◆ **PROMPT**
Locate the string "Больничный" in the records below. Copy every line where it occurs.

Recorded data
Begin

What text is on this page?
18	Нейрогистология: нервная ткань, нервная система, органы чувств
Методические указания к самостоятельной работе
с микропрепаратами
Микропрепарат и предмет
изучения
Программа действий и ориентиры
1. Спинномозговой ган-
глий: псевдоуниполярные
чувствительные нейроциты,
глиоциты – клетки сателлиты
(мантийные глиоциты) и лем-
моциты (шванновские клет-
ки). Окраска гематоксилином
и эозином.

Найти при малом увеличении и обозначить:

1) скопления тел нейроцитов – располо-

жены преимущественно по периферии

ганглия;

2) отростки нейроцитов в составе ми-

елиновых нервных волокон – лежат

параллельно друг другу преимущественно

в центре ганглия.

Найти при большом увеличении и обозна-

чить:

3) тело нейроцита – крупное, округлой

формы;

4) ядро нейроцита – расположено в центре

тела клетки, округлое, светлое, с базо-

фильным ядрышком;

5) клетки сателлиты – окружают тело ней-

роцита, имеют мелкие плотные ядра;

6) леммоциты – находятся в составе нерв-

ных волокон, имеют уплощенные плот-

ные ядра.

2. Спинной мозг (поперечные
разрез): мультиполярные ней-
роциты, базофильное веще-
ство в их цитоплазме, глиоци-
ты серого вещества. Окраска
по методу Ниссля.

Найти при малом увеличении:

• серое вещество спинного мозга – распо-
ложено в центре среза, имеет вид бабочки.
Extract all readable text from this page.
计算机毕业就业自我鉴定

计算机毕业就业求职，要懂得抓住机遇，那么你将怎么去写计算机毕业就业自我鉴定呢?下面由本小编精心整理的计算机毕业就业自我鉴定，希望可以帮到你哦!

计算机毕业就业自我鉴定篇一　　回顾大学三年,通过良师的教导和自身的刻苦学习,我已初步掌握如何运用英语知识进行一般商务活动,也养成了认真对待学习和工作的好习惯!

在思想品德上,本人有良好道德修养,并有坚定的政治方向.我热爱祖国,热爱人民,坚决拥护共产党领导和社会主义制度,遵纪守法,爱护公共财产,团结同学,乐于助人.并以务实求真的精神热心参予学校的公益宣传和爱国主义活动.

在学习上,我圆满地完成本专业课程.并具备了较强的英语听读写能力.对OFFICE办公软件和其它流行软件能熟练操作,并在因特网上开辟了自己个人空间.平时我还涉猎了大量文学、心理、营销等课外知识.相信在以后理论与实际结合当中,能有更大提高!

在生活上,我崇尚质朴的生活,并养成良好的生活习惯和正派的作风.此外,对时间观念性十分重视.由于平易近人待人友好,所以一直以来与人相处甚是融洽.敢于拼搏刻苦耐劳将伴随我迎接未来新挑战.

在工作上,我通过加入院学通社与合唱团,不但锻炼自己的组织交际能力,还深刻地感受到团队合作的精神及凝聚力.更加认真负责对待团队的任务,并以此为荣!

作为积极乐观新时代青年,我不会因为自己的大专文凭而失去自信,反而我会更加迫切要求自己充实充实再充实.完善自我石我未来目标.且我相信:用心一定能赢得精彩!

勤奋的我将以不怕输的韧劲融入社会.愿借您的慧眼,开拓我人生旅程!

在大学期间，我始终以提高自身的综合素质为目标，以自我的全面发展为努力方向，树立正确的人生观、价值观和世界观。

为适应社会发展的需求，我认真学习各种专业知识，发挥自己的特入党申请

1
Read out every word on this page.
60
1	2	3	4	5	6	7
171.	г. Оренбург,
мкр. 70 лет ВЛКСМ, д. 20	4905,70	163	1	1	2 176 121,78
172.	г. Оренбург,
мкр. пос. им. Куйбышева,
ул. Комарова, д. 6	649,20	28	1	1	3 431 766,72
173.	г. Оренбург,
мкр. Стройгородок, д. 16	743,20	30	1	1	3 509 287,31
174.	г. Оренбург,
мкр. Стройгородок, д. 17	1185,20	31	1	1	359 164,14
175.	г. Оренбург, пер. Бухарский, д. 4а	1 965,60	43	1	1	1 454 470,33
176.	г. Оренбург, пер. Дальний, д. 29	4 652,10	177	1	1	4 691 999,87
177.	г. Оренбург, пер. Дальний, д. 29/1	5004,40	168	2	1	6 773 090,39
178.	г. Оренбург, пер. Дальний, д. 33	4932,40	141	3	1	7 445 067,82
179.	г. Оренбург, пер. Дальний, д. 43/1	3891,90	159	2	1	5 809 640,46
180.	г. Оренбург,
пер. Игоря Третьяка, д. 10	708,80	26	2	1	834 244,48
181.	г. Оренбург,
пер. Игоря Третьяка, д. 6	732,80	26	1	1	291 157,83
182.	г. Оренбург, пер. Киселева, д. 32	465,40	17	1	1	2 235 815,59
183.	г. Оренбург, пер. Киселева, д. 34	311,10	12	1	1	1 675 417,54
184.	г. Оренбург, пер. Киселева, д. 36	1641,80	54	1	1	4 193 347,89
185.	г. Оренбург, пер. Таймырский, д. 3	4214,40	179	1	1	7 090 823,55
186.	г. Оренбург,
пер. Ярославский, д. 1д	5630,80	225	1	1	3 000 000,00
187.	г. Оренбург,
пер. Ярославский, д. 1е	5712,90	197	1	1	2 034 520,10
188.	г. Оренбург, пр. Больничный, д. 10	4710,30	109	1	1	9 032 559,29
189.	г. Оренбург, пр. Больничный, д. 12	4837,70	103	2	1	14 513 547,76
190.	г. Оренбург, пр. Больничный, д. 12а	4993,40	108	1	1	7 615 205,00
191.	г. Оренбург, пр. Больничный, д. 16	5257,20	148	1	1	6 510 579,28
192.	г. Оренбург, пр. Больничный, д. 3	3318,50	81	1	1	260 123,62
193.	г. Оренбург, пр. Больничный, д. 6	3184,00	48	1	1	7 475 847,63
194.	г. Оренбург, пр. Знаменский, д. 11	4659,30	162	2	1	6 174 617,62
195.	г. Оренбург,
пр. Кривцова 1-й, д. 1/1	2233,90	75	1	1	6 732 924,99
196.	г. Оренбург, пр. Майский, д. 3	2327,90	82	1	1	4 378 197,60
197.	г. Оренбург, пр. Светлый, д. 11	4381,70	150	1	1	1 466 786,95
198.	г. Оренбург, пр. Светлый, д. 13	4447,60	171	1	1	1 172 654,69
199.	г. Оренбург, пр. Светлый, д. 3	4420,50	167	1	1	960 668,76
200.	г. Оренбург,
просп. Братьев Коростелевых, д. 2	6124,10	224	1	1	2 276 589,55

End

◆ **SOLUTION BELOW**
188.	г. Оренбург, пр. Больничный, д. 10	4710,30	109	1	1	9 032 559,29
189.	г. Оренбург, пр. Больничный, д. 12	4837,70	103	2	1	14 513 547,76
190.	г. Оренбург, пр. Больничный, д. 12а	4993,40	108	1	1	7 615 205,00
191.	г. Оренбург, пр. Больничный, д. 16	5257,20	148	1	1	6 510 579,28
192.	г. Оренбург, пр. Больничный, д. 3	3318,50	81	1	1	260 123,62
193.	г. Оренбург, пр. Больничный, д. 6	3184,00	48	1	1	7 475 847,63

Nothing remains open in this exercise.